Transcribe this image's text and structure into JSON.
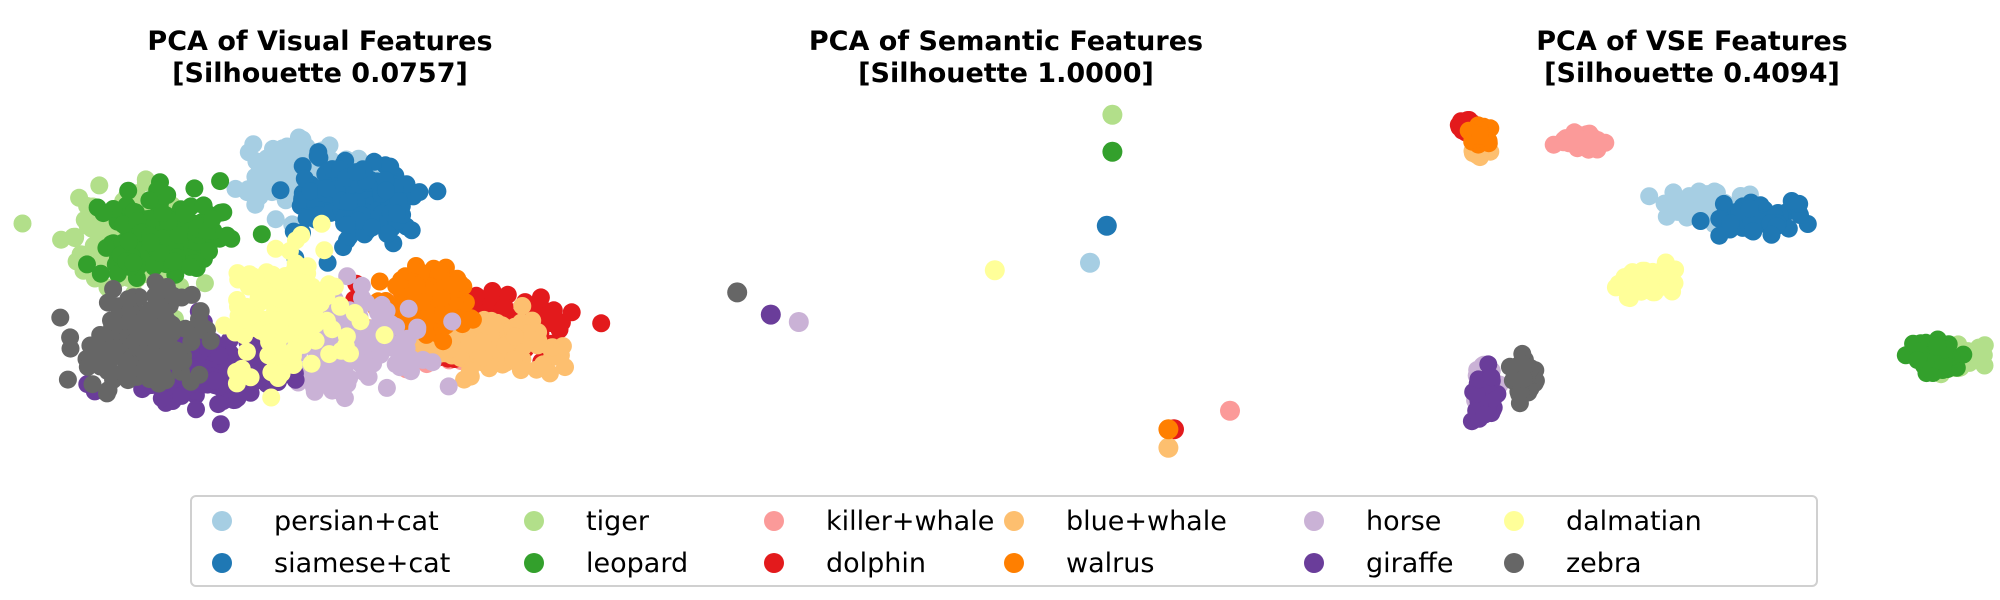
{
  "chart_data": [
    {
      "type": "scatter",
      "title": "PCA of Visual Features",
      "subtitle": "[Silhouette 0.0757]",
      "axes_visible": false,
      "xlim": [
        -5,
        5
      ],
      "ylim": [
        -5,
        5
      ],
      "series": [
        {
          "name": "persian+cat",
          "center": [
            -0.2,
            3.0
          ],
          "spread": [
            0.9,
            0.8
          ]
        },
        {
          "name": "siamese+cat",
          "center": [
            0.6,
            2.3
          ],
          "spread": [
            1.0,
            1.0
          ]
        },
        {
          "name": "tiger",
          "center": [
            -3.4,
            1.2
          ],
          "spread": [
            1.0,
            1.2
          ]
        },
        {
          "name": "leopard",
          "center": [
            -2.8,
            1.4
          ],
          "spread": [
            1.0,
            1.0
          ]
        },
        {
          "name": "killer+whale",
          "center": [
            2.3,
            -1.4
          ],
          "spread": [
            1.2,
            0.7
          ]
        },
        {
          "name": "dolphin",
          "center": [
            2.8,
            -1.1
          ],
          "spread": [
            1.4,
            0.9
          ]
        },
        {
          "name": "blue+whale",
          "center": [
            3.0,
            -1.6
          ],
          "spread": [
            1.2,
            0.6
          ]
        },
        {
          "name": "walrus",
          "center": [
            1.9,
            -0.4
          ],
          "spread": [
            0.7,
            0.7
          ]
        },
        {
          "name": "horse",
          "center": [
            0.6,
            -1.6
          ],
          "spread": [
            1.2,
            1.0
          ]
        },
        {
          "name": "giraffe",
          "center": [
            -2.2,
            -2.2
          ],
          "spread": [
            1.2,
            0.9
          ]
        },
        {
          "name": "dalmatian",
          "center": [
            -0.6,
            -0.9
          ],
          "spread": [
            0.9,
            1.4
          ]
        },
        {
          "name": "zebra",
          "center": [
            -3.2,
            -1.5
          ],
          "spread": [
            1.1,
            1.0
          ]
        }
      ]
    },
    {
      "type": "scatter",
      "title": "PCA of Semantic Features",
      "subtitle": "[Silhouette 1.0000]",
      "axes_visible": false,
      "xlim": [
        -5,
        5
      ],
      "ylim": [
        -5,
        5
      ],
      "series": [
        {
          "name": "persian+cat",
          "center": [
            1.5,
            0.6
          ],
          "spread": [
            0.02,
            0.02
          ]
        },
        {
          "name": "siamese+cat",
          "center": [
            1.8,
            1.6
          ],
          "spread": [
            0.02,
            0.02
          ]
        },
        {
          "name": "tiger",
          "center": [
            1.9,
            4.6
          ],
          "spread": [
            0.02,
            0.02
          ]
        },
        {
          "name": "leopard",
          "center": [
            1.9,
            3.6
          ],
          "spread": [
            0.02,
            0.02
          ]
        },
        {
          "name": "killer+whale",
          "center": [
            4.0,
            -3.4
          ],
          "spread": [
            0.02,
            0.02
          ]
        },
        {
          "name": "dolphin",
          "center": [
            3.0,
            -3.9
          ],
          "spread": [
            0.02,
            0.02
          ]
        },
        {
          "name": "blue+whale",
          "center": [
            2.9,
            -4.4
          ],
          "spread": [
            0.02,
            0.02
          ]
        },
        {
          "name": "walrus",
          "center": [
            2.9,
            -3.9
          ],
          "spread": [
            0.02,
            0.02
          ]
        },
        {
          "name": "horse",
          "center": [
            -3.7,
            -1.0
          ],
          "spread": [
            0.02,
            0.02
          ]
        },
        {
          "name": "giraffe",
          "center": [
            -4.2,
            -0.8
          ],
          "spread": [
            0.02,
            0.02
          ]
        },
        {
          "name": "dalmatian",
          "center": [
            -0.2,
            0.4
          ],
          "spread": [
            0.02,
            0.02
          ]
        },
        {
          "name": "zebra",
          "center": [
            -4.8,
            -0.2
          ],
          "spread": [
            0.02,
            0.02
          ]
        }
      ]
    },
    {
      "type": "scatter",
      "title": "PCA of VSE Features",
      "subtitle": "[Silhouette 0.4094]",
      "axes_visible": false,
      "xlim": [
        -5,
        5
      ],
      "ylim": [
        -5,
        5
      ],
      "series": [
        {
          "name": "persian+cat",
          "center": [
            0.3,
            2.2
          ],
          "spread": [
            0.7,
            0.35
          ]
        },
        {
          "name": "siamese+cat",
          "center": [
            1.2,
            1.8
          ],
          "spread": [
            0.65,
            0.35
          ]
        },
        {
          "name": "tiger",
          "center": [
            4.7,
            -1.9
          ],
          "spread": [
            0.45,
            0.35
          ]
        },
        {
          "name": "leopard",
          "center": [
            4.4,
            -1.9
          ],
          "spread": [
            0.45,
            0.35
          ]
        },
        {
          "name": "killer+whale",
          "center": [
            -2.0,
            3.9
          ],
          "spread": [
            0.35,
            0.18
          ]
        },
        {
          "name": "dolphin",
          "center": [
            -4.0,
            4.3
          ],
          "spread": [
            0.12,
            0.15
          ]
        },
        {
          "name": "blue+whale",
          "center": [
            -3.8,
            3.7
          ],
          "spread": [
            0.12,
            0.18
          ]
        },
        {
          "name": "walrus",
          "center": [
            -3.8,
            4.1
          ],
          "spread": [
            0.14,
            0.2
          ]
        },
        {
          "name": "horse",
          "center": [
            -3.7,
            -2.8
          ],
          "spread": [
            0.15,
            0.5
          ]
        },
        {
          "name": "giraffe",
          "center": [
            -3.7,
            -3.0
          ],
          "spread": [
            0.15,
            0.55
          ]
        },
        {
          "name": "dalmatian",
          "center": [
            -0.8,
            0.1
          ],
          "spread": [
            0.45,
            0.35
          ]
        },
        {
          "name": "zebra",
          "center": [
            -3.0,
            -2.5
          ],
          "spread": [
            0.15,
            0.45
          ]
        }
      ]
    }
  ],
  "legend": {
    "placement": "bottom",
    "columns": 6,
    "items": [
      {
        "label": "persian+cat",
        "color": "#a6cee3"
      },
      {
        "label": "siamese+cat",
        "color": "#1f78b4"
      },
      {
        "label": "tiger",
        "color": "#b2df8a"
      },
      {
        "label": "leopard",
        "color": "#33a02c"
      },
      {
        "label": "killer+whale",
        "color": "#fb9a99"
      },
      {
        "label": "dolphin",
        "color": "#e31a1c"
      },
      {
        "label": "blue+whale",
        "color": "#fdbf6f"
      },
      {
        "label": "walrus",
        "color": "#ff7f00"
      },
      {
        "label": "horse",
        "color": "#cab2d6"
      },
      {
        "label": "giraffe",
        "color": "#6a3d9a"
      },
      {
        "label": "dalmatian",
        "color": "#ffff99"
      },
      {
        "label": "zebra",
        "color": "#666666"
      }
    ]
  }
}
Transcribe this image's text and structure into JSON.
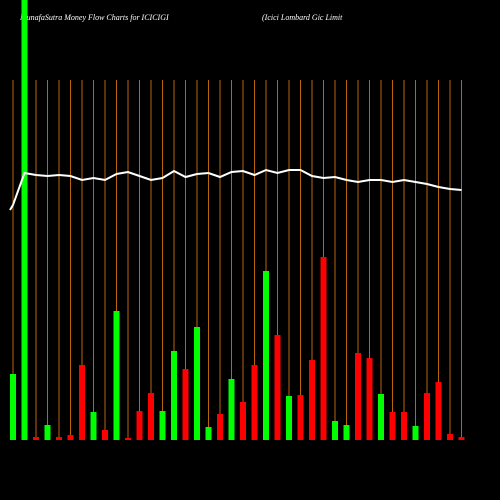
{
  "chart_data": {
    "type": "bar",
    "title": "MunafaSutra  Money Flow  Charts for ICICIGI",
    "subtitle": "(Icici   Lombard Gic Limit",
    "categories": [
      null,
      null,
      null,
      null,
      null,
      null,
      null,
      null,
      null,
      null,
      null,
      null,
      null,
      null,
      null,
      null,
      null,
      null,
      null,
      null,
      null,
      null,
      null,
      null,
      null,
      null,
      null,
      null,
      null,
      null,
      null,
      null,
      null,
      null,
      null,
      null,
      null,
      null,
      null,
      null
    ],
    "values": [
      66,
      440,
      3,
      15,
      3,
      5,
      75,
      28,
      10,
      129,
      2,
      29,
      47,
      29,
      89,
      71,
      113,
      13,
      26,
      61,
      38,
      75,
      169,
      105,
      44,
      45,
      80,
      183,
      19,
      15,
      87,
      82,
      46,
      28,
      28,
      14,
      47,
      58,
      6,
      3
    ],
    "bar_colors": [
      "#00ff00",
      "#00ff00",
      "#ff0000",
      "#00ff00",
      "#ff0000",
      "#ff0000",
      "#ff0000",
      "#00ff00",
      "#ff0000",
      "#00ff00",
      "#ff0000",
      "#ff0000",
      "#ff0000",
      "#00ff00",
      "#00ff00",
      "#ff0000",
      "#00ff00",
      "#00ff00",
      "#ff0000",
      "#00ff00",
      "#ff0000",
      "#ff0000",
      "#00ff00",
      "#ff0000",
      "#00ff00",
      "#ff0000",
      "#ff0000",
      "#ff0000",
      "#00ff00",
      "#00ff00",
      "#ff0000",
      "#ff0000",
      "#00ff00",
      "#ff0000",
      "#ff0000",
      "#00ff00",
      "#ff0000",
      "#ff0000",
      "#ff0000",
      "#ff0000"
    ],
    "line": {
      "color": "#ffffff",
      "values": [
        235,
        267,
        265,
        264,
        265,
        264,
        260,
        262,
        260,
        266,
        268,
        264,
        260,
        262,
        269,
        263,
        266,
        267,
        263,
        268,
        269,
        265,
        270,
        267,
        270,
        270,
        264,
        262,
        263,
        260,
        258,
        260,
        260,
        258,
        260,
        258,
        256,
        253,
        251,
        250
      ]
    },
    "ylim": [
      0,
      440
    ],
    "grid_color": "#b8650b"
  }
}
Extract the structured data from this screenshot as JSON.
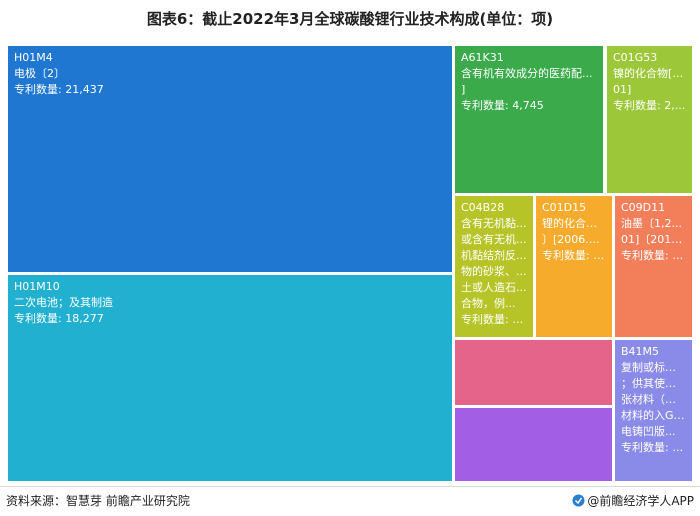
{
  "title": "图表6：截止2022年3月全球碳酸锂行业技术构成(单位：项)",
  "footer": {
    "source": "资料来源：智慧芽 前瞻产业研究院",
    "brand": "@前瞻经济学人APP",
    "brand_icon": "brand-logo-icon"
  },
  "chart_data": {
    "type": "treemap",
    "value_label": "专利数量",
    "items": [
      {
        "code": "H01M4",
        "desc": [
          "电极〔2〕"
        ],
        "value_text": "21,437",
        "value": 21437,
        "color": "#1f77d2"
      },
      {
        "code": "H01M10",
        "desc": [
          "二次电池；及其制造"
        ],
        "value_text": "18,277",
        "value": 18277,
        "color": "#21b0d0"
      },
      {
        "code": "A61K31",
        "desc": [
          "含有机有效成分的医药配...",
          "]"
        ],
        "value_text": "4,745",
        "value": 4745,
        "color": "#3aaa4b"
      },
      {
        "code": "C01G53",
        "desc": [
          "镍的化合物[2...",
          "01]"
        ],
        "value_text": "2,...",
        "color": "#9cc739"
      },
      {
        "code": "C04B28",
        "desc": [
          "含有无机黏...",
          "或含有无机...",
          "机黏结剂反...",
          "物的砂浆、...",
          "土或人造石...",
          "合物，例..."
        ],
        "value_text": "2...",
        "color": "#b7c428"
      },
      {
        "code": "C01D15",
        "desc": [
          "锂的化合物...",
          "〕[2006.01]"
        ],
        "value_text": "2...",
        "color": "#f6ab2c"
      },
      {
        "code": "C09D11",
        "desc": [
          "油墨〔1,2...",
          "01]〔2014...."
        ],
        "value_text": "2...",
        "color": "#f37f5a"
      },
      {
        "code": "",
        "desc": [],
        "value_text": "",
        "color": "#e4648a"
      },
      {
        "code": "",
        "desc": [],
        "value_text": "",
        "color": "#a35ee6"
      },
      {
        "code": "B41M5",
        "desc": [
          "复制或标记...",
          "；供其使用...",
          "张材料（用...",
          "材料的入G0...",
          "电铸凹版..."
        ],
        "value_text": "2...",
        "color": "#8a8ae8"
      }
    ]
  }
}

▶ **Request**: Write out every line of the data that holds the word "brand".

▶ **Exercise response**:
    "brand": "@前瞻经济学人APP",
    "brand_icon": "brand-logo-icon"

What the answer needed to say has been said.